==== SOURCE DATA

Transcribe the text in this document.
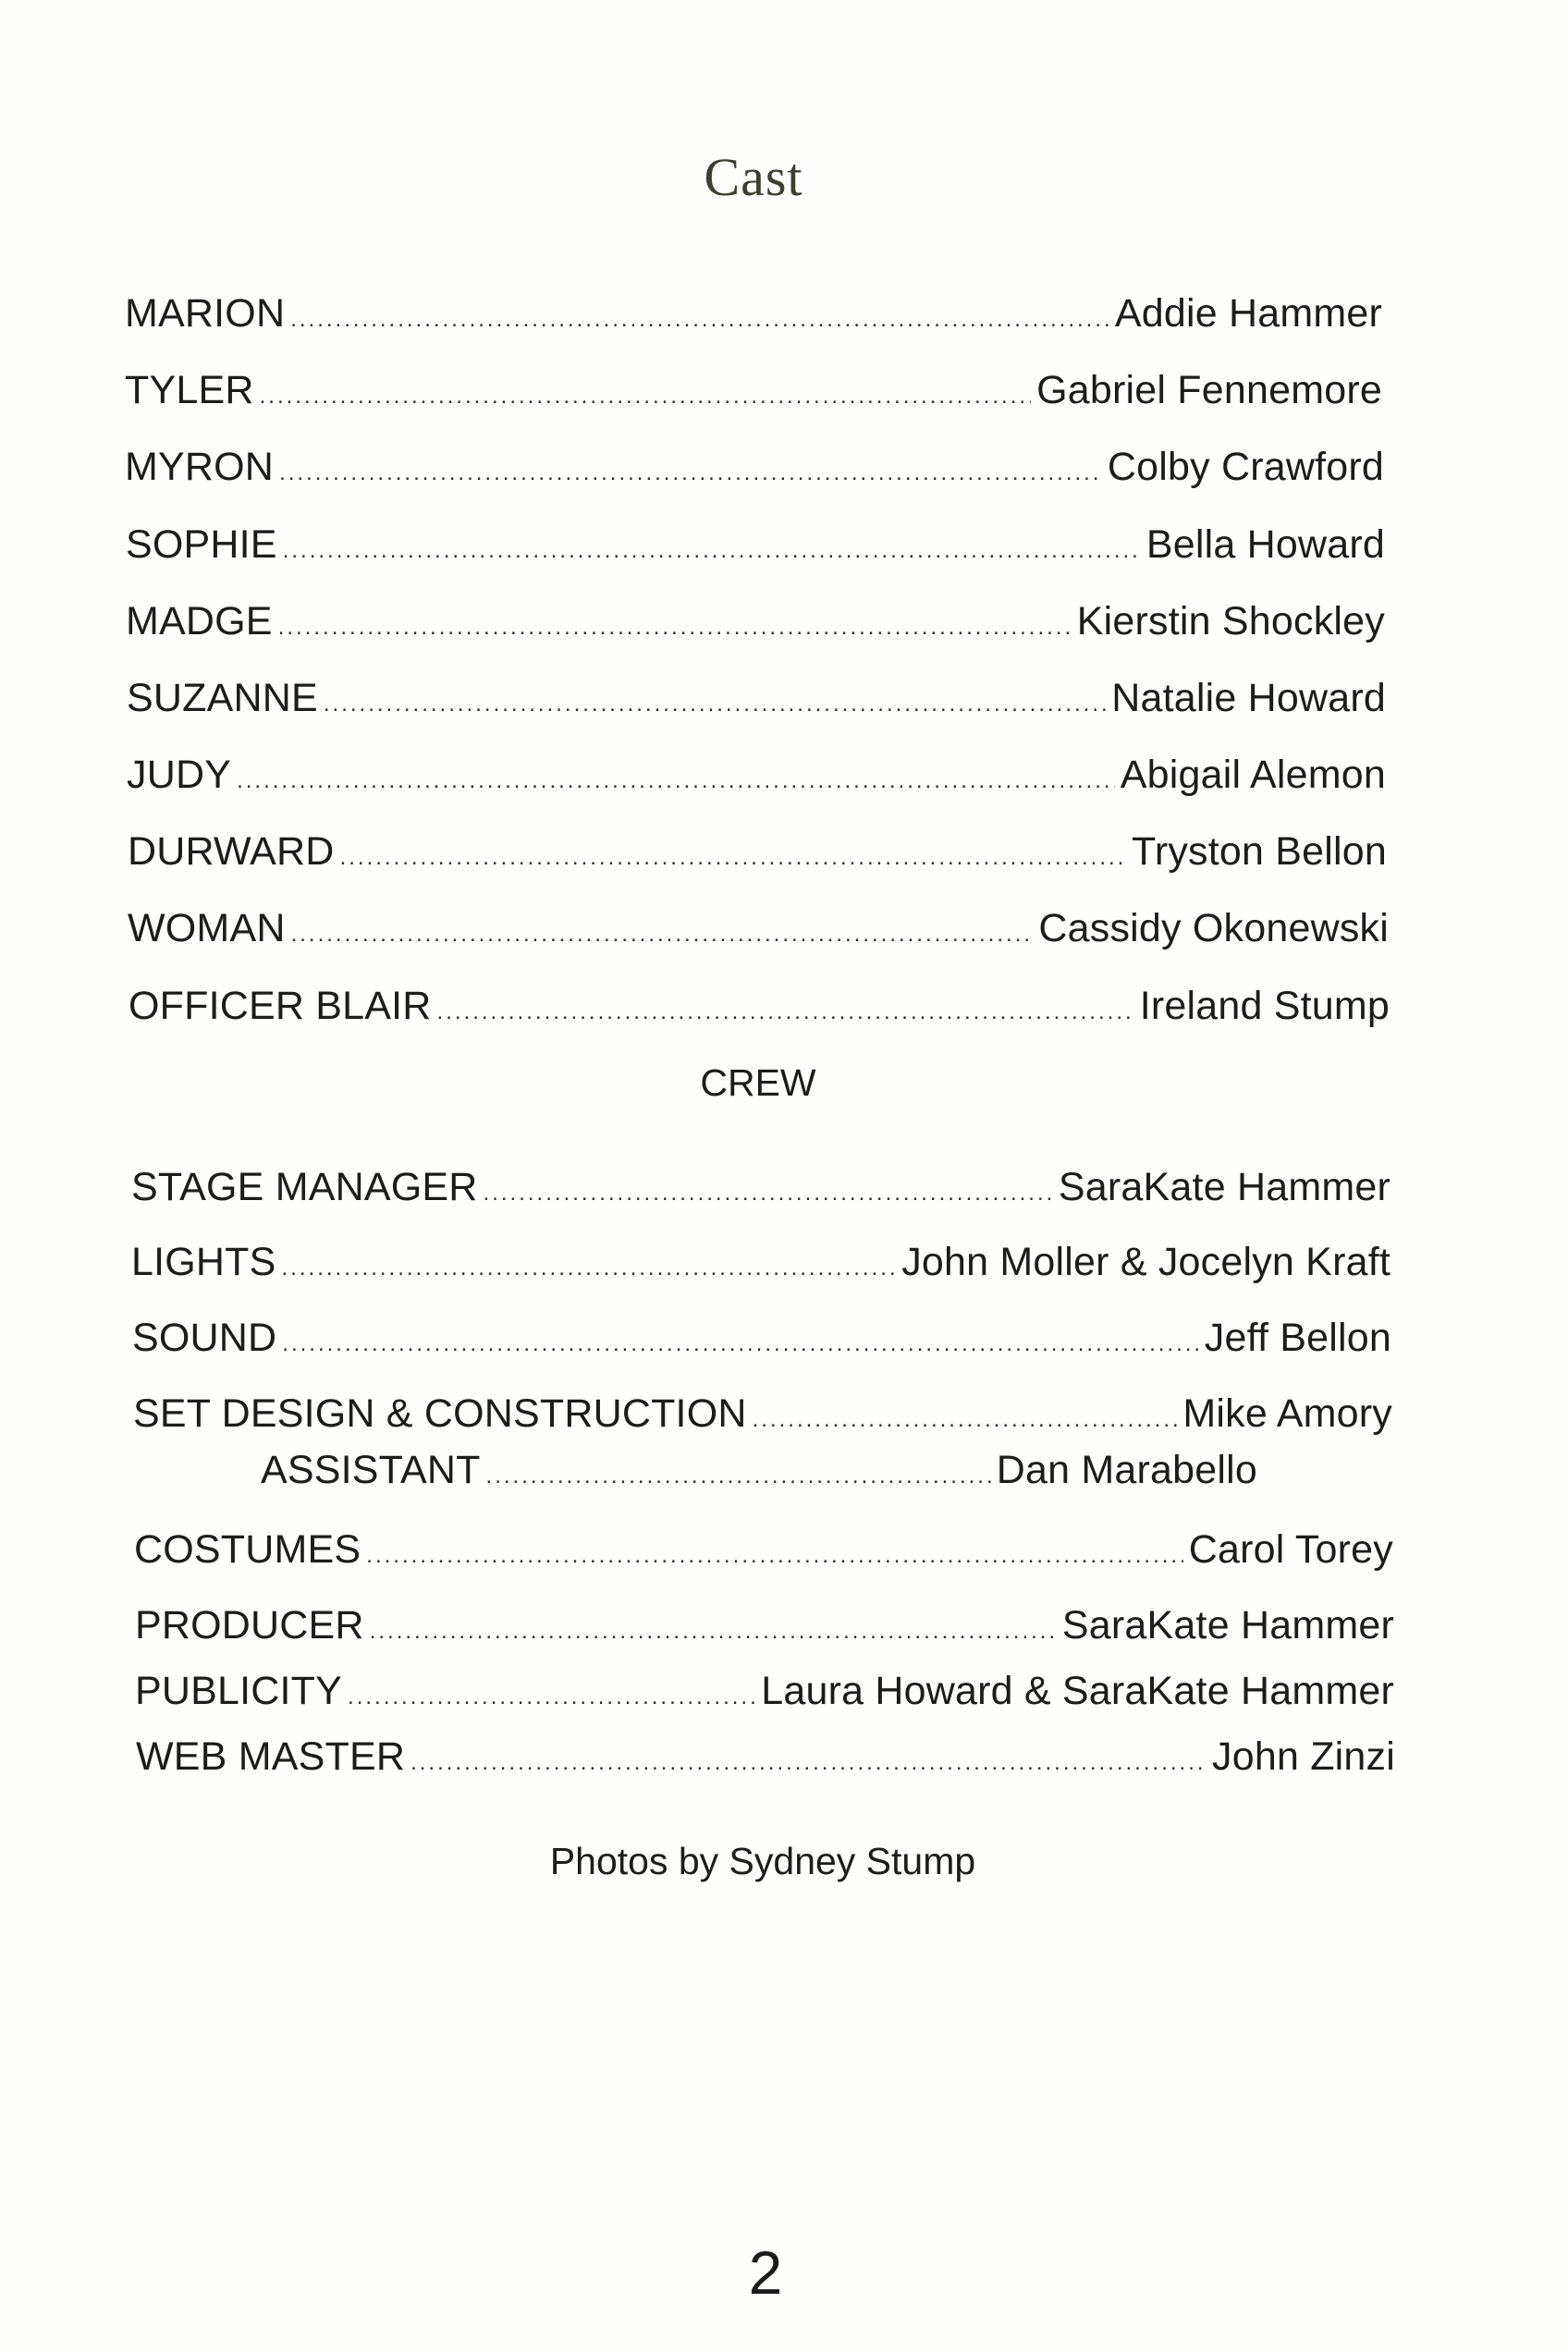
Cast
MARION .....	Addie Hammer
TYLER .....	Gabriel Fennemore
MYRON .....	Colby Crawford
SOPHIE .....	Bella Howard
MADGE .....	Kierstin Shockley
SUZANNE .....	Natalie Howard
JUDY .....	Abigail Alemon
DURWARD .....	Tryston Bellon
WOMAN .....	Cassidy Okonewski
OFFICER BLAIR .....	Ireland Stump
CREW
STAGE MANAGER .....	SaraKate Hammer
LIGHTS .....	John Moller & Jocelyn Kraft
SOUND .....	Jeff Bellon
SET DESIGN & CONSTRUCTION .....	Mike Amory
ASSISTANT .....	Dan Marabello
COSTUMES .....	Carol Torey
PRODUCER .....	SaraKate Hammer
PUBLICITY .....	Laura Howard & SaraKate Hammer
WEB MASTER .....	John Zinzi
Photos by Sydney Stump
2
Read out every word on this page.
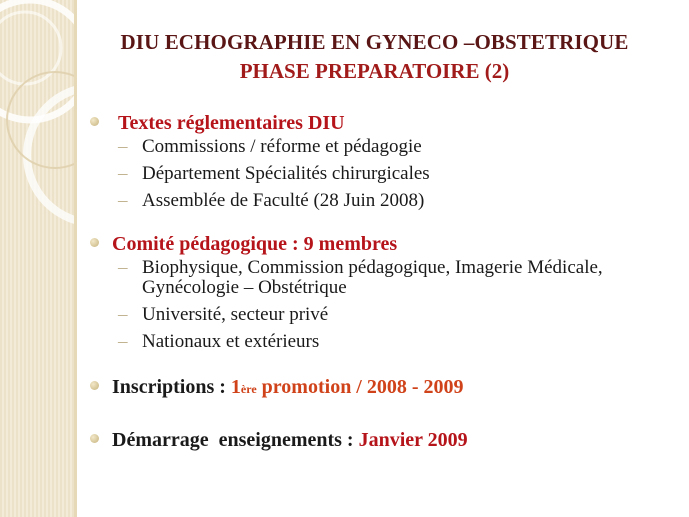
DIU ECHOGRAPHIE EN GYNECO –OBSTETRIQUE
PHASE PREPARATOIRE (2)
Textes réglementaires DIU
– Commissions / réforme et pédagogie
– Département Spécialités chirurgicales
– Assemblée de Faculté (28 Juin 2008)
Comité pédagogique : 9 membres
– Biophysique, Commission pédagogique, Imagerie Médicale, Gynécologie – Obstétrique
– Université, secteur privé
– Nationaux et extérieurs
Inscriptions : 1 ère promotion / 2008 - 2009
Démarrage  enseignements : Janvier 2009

========

**TASK DETAILS**
Find each line that has the word "SaraKate", then copy it out.

**SOLVED PROBLEM**
STAGE MANAGER .....	SaraKate Hammer
PRODUCER .....	SaraKate Hammer
PUBLICITY .....	Laura Howard & SaraKate Hammer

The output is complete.